E’ impresa che non può fare tutto, un’opera pubblica prevede un mare di competenze, dall’artigiano all’architetto famoso. Questa impresa, dunque, si trova davanti a un sistema di aggiudicazione di gara che spesso sembrafatto apposta per non permettere il regolare svolgimento dei lavori. Molti settori – tutti noti – sono in mano alla criminalità: lo scavo della terra, per esempio. Ma il maggior inquinamento criminale sta nel sistema di aggiudicamento dell’opera. Pur di lavorare, l’impresa deve entrare in un meccanismo di volta in volta cangiante, scombussolato da leggi in continuo cambiamento. Le imprese devono cercare di avere un meccanismo di regolatore, che faccia sì che l’impresa X non vinca tutti i lavori di Reggio Calabria. Occorre un meccanismo di regolazione degli stessi imprenditori; serve cioè un tavolo di concertazione in cui siano gli stessi imprenditori a dire cosa sia effettivamente necessario per eliminare il fattore criminogeno, oppure dovrebbe esserci una parte terza, un convitato che dica: “regolo io”, un potere di moral suasion. Tra l’altro, il meccanismo di regolazione previsto dalla criminalità organizzata fa crescere il costo dell’appalto, perché devono uscire dei redditi nascosti, quelle transazioni non certificate. Come si può fare, si deve risparmiare da qualche parte. Ed ecco effetti paradossali: le gallerie della Messina-Palermo sono fatte con calcestruzzo di pessima qualità. In Sicilia le opere pubbliche costano il 15% in più delle altre regioni.La Salerno-Reggio Calabria è un’opera pubblica sotto scacco.

--------

Consegne »
(a) Indichi se ciascuna affermazione concorda con il brano sulle opere pubbliche, rispondendo sì o no e citando le parole del brano che lo dimostrano. (i) In Sicilia le opere pubbliche costano il 15% in più rispetto alle altre regioni. (ii) Il maggiore inquinamento criminale riguarda lo scavo della terra. (iii) Il meccanismo di regolazione della criminalità organizzata abbassa il costo dell’appalto.
(b) Riformuli sotto forma di elenco puntato il paragrafo del brano sulle opere pubbliche che inizia con «E’ impresa che non può fare tutto», conservandone i fatti principali.
(c) Riprenda il brano sulle opere pubbliche e lo prosegua dopo l’ultima frase riportata.

--------

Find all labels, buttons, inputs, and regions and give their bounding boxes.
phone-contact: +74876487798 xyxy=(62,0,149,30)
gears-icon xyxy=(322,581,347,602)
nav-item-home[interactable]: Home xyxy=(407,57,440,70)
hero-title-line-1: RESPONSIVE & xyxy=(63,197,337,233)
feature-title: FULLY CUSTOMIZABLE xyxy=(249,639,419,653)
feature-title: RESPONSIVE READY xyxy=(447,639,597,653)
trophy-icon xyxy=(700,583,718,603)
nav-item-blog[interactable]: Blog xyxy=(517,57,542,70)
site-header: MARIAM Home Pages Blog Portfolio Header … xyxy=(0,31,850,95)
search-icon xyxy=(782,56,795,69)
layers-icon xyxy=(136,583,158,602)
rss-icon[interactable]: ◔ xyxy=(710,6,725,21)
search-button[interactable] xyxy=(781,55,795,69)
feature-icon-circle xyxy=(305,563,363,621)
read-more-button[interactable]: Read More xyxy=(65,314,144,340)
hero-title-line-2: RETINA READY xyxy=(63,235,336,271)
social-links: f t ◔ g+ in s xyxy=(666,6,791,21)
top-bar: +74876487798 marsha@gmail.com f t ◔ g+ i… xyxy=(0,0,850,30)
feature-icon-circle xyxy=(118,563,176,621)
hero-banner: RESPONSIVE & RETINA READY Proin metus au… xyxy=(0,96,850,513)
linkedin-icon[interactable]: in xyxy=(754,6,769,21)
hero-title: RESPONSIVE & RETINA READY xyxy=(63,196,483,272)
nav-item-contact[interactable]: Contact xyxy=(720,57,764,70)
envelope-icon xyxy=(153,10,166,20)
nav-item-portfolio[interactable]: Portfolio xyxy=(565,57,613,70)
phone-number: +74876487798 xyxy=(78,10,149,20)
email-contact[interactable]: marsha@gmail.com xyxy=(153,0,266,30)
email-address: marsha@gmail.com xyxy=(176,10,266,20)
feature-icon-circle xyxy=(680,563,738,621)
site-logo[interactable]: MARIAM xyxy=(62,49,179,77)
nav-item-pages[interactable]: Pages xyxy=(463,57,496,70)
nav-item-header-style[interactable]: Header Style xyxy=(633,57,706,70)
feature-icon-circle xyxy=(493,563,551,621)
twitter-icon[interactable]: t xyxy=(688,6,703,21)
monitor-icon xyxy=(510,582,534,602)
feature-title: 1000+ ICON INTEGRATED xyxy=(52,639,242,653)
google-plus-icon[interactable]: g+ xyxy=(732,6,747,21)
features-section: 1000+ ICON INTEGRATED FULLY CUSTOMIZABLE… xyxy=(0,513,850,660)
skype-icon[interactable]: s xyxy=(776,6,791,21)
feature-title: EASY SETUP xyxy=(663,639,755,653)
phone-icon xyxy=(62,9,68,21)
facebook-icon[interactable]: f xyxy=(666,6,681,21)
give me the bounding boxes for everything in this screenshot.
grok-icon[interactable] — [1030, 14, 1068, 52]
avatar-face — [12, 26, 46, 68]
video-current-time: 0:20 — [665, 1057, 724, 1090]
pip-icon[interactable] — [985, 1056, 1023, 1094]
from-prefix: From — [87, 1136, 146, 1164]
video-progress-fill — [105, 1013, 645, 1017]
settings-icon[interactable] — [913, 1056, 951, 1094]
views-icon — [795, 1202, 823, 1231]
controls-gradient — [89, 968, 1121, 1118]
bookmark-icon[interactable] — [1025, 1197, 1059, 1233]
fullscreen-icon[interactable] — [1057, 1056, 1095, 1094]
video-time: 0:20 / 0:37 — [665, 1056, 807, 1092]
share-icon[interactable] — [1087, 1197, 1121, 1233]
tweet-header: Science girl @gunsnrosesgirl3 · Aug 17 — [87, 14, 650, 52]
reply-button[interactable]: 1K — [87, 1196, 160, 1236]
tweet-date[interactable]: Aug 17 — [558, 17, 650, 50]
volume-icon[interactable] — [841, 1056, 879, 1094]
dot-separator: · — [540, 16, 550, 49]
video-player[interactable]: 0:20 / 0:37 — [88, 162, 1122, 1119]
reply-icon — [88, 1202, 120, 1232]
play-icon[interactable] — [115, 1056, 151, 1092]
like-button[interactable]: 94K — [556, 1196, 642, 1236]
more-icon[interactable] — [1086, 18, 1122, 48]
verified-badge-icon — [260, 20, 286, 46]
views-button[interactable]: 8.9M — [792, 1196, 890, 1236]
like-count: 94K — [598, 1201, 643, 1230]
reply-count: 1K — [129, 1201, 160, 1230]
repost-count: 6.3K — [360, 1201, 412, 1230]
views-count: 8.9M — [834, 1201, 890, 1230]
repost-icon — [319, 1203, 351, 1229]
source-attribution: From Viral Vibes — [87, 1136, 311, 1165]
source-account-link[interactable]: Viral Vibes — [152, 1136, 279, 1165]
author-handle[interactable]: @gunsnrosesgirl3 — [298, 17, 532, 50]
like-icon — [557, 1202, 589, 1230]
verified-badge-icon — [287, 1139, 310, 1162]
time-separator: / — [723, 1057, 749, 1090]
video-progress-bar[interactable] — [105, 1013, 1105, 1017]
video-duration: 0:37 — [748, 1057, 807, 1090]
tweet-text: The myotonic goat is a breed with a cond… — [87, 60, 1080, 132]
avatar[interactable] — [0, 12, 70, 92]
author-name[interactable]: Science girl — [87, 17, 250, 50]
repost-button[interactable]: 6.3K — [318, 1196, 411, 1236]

--------

Soluzioni »
(a)
(i) Sì: «In Sicilia le opere pubbliche costano il 15% in più delle altre regioni.»
(ii) No: «Ma il maggior inquinamento criminale sta nel sistema di aggiudicamento dell’opera.»
(iii) No: «il meccanismo di regolazione previsto dalla criminalità organizzata fa crescere il costo dell’appalto»

(b)
- Un’opera pubblica richiede numerose competenze, dall’artigiano all’architetto famoso, e un’impresa non può occuparsi di tutto.
- Il sistema di aggiudicazione delle gare sembra spesso concepito per impedire il regolare svolgimento dei lavori.
- Molti settori sono in mano alla criminalità, come lo scavo della terra, ma il maggiore inquinamento criminale riguarda il sistema di aggiudicazione.
- Per lavorare, l’impresa deve inserirsi in un meccanismo mutevole, reso instabile da leggi in continuo cambiamento.
- Serve un meccanismo di regolazione che impedisca a una sola impresa di vincere tutti i lavori. Può trattarsi di un tavolo di concertazione tra gli imprenditori oppure di una parte terza con un potere di moral suasion.
- La regolazione imposta dalla criminalità organizzata fa crescere il costo dell’appalto a causa di redditi nascosti e transazioni non certificate. Si risparmia quindi altrove.
- Ne derivano effetti paradossali. Le gallerie della Messina-Palermo sono realizzate con calcestruzzo di pessima qualità, e in Sicilia le opere pubbliche costano il 15% in più che nelle altre regioni.
- La Salerno-Reggio Calabria è un’opera pubblica sotto scacco.

(c)
E’ una lotta continua nel cercare di arginare il tentativo di trasformare un’opera pubblica utile in un’opera pubblica utile a qualcuno. Un’opera pubblica ha più fasi: la progettazione innanzitutto, poi la realizzazione e il finanziamento.Quanti soldi spesi per la progettazione del ponte sullo stretto? Paradossalmente, dove dovrebbe esserci programmazione, non c’è. I comuni non hanno soldi e non possono investire i pochi che hanno in progetti. La progettazione è redditizia e non fa correre rischi. Ci sono opere che non si fanno e sono molto progettate; viceversa grandi opere nemmeno schizzate. Le opere hanno bisogno di liquidità e la mafia ha molti soldi; capita che le imprese che si aggiudicano l’opera falliscono nel corso dei lavori. Il punto chiave è l’aggiudicazione. Allora si è deciso, in Sicilia, di fare le gare al ribasso, anche con sistemi molto complessi di calcolo, ma è accaduto che vincevano imprese con offerte più basse dello 0,0001 per cento Le vie d’uscita: la stazione unica appaltante funziona. In Sicilia sono di competenza provinciale, intervengono su opere da più di un milione e mezzo di euro; è un organo tecnico, cioè non entra nel merito dell’aggiudicazione, fa l’aggiudicazione pura e semplice, il contenzioso poi è a parte. Però potrebbe essere considerata un passo avanti. La mia idea è questa. E’ sbagliato tutto questo proliferare di leggi sugli appalti diverse di regione in regione. In epoca di trionfo del federalismo, mi rendo conto che può sembrare strano dire queste cose.A Favara, un piccolo paese delle Sicilia, ci sono più imprese edili che cittadini.

C’è bisogno di un controllo, non soltanto poliziesco, anche sociale. Perché abbiamo il tribunale del malato e non invece un tribunale degli appalti? Chi muove queste cose è un demone, un esperto, più che un tecnico.Sono andato a vedere le statistiche sui reati di turbativa d’asta: sono inesistenti, la pena è così bassa che si prescrive immediatamente. Non c’è rischio di reputazione, non c’è rischio penale e nemmeno d’impresa. Un settore che non funziona secondo le regole del mercato, che ci toglie soldi dalle tasche, che non ci permette di avere le opere che servono. Perché allora non si sviluppa un sistema di controllo sociale? Mi sembra che sia un tema che la politica può e deve spiegare.